Pull out every line below that contains the word "pueden".

____ Provided entries

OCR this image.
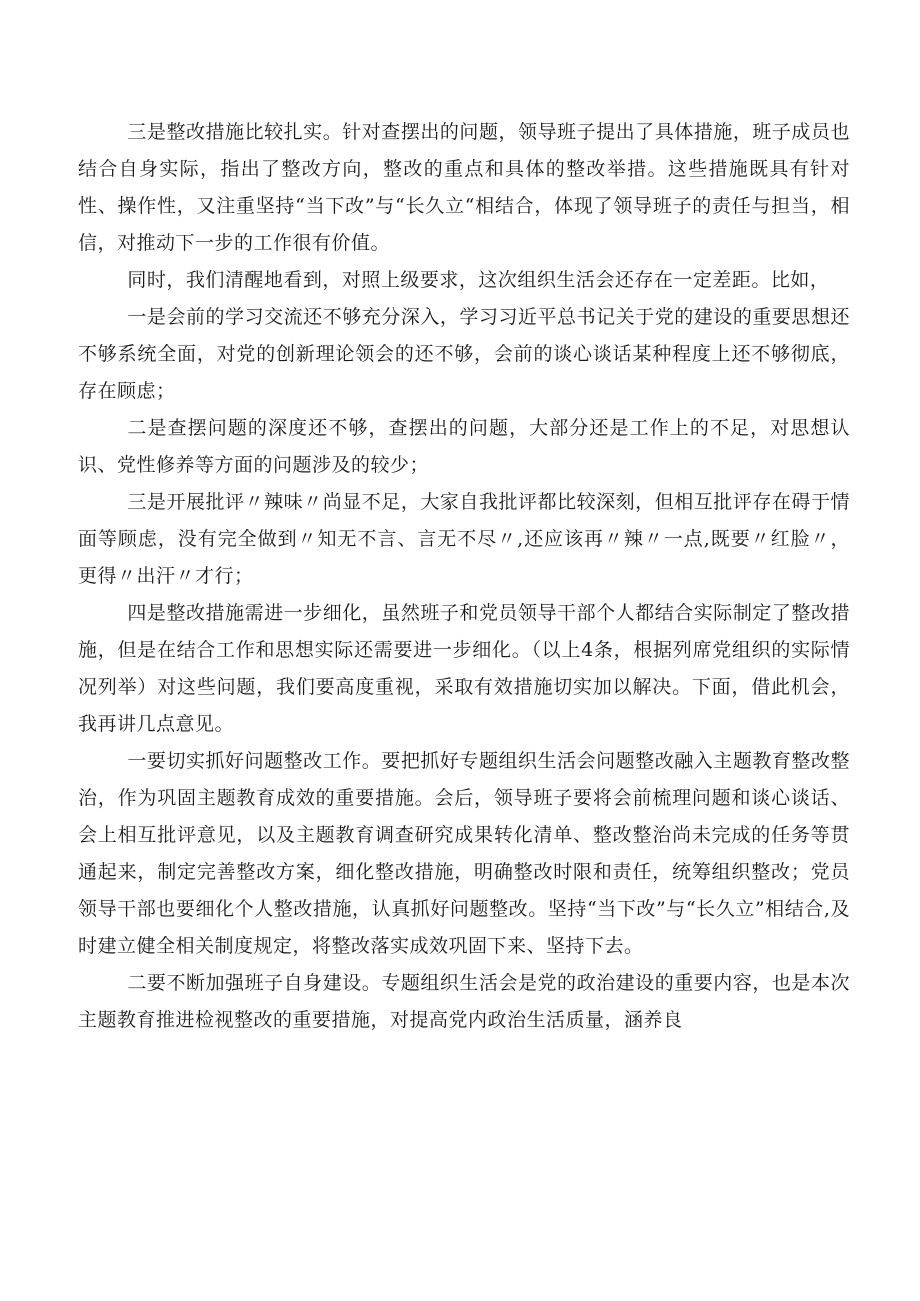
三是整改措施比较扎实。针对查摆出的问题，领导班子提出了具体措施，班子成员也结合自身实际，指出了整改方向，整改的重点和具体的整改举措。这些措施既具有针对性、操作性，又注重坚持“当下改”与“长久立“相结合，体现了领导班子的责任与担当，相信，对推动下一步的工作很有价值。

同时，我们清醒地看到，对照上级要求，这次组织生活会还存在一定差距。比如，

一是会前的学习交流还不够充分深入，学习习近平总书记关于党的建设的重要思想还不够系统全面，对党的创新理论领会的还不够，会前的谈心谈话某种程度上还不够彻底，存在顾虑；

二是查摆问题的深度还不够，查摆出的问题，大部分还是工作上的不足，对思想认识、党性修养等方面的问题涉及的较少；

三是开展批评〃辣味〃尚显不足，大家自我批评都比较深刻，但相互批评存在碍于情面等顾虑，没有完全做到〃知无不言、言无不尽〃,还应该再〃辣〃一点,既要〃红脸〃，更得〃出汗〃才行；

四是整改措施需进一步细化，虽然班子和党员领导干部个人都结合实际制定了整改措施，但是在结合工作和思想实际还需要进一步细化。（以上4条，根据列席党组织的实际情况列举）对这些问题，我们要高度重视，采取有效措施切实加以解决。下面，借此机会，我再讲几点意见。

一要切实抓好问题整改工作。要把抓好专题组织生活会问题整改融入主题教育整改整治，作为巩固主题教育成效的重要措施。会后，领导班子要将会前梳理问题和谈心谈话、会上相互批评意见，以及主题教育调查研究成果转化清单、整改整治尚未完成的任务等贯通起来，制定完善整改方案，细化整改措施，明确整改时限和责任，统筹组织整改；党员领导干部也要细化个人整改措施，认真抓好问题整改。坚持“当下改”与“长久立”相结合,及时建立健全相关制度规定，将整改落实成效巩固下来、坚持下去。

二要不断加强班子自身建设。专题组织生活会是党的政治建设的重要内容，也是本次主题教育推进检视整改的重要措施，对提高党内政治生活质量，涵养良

________
____ Provided entries

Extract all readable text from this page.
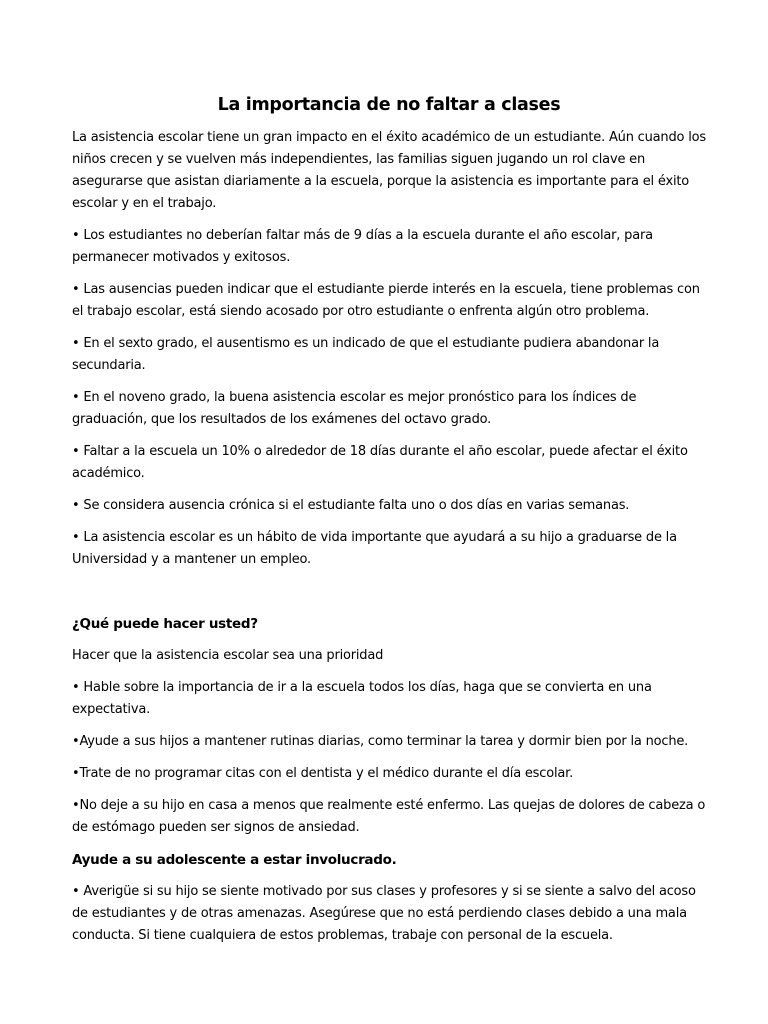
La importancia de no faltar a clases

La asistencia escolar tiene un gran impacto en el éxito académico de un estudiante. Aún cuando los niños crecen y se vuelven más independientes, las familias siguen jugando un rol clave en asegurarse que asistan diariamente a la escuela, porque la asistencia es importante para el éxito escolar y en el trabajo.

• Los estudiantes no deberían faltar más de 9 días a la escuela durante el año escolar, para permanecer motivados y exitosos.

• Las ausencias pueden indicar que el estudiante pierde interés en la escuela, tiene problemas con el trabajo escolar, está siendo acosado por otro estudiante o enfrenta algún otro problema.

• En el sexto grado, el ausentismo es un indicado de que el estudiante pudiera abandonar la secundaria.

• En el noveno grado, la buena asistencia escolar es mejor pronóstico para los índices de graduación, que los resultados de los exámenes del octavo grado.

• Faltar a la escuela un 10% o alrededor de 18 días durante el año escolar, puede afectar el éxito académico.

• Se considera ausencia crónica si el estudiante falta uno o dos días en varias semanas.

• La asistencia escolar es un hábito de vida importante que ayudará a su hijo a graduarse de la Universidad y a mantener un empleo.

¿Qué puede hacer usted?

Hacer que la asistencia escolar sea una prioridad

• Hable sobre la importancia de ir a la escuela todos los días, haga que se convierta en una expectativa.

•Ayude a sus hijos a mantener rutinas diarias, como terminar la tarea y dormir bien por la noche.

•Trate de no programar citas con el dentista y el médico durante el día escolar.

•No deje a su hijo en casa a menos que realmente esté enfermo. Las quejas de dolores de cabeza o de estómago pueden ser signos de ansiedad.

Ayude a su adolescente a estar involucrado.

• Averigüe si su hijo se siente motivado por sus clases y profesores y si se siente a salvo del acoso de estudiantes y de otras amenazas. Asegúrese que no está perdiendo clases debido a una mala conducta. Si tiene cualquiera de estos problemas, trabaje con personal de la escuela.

________

Reply to the exercise -
• Las ausencias pueden indicar que el estudiante pierde interés en la escuela, tiene problemas con el trabajo escolar, está siendo acosado por otro estudiante o enfrenta algún otro problema.
•No deje a su hijo en casa a menos que realmente esté enfermo. Las quejas de dolores de cabeza o de estómago pueden ser signos de ansiedad.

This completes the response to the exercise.